───── Provided data ─────

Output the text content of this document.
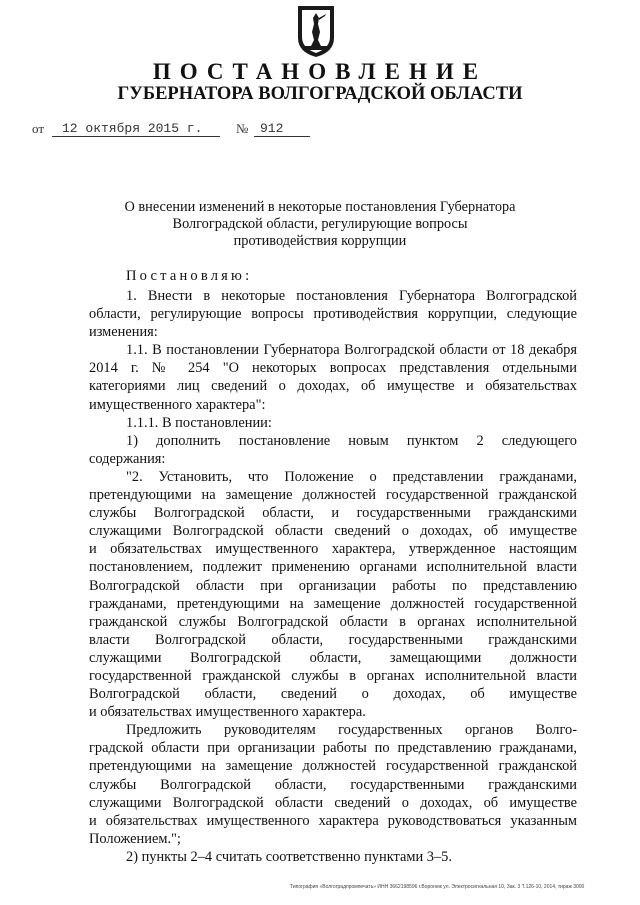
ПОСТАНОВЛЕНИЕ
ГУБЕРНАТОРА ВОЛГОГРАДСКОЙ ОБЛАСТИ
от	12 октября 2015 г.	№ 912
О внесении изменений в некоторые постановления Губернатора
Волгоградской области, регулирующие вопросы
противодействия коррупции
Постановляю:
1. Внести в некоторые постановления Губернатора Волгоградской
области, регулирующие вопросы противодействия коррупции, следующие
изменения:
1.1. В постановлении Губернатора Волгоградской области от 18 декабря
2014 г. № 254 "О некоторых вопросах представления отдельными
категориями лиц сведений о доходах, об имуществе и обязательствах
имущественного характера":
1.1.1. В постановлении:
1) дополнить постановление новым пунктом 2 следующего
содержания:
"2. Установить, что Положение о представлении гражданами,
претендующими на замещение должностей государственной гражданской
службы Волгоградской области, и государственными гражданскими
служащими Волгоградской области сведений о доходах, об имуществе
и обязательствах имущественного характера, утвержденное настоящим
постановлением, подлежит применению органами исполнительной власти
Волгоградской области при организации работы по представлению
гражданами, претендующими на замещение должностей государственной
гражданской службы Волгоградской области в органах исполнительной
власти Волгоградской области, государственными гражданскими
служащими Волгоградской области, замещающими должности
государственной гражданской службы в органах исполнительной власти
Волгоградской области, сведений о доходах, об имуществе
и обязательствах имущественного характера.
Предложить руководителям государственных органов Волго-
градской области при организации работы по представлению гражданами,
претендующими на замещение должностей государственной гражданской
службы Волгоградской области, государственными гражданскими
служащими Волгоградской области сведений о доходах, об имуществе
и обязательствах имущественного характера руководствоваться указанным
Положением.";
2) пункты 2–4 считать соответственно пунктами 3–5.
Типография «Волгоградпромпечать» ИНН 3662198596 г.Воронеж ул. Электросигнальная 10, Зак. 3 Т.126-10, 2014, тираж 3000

─────

__Exercise goal__. Your answer should be a single number: the count of lines containing the word "государственными".

__Completed exercise__. 3